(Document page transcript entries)

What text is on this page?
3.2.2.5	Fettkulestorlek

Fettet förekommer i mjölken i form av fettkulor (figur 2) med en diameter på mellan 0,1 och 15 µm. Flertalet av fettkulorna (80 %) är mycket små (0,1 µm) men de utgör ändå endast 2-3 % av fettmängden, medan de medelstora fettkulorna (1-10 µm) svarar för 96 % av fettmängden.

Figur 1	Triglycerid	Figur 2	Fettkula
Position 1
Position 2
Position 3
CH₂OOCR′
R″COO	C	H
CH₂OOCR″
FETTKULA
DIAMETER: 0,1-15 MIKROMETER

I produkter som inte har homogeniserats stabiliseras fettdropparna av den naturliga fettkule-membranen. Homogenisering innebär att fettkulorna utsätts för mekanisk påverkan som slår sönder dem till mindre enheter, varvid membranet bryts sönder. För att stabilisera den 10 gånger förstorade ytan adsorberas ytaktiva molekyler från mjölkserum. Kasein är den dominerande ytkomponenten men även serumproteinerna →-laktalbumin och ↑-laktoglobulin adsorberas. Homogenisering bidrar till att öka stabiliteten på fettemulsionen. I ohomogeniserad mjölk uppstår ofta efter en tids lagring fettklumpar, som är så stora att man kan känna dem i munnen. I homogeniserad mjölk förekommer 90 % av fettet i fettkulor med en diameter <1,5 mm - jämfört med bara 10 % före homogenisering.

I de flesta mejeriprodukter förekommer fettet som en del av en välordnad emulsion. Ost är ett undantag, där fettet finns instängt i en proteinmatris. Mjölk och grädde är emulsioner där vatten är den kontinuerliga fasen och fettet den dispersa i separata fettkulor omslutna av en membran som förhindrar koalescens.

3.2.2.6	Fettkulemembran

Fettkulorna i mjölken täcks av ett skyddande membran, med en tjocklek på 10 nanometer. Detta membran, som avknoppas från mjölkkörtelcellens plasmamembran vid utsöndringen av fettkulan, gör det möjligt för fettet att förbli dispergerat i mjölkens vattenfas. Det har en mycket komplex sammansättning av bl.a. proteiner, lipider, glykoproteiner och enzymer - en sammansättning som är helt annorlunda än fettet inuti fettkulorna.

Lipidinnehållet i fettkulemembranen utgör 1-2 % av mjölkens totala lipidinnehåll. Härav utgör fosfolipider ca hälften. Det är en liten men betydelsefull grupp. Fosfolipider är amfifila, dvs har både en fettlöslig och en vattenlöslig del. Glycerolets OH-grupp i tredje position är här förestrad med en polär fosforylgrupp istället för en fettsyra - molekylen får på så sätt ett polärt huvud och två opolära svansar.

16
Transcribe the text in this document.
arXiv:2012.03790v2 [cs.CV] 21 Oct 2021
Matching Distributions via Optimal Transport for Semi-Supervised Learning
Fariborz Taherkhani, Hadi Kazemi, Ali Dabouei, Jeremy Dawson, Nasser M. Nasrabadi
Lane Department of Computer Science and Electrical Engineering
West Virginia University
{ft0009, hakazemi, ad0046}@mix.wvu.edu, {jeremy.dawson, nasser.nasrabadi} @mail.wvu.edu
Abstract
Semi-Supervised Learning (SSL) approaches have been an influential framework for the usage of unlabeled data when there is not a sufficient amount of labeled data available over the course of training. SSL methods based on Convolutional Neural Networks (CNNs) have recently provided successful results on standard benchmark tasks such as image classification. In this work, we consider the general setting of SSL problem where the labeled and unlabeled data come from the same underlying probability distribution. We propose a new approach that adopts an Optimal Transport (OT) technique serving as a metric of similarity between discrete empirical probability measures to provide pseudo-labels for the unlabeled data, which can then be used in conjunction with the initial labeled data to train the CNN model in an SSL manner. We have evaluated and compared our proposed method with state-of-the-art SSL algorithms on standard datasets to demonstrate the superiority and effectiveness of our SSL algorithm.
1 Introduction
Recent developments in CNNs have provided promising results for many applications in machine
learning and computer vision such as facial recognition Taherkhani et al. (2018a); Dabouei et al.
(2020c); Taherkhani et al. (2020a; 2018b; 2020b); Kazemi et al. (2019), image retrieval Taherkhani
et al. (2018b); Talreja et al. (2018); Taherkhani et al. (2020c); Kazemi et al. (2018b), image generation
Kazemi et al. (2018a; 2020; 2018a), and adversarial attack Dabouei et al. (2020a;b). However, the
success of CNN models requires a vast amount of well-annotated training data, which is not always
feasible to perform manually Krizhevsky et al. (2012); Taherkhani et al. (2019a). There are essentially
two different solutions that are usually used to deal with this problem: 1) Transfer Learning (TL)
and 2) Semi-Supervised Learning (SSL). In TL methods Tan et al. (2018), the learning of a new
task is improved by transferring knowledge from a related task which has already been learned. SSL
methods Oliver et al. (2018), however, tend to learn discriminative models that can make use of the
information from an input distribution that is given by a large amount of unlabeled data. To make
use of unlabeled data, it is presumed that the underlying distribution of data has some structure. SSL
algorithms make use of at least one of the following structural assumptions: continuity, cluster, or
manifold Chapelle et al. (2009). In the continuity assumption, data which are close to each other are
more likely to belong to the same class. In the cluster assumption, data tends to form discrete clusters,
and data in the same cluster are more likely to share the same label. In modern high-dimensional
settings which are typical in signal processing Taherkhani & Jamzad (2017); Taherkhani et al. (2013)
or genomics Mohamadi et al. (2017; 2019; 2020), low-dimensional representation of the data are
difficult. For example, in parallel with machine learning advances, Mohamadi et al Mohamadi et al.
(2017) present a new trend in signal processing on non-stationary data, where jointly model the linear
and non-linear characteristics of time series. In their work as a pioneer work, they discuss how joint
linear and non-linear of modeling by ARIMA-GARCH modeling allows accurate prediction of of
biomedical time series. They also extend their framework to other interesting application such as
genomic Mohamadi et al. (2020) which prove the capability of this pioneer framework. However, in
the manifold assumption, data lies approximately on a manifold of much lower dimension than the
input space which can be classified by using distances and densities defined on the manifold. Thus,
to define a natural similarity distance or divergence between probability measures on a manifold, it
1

Aim of the task: Which lines in the records above contain the string "that"? Copy them.

Worked solution:
Semi-Supervised Learning (SSL) approaches have been an influential framework for the usage of unlabeled data when there is not a sufficient amount of labeled data available over the course of training. SSL methods based on Convolutional Neural Networks (CNNs) have recently provided successful results on standard benchmark tasks such as image classification. In this work, we consider the general setting of SSL problem where the labeled and unlabeled data come from the same underlying probability distribution. We propose a new approach that adopts an Optimal Transport (OT) technique serving as a metric of similarity between discrete empirical probability measures to provide pseudo-labels for the unlabeled data, which can then be used in conjunction with the initial labeled data to train the CNN model in an SSL manner. We have evaluated and compared our proposed method with state-of-the-art SSL algorithms on standard datasets to demonstrate the superiority and effectiveness of our SSL algorithm.
two different solutions that are usually used to deal with this problem: 1) Transfer Learning (TL)
methods Oliver et al. (2018), however, tend to learn discriminative models that can make use of the
information from an input distribution that is given by a large amount of unlabeled data. To make
use of unlabeled data, it is presumed that the underlying distribution of data has some structure. SSL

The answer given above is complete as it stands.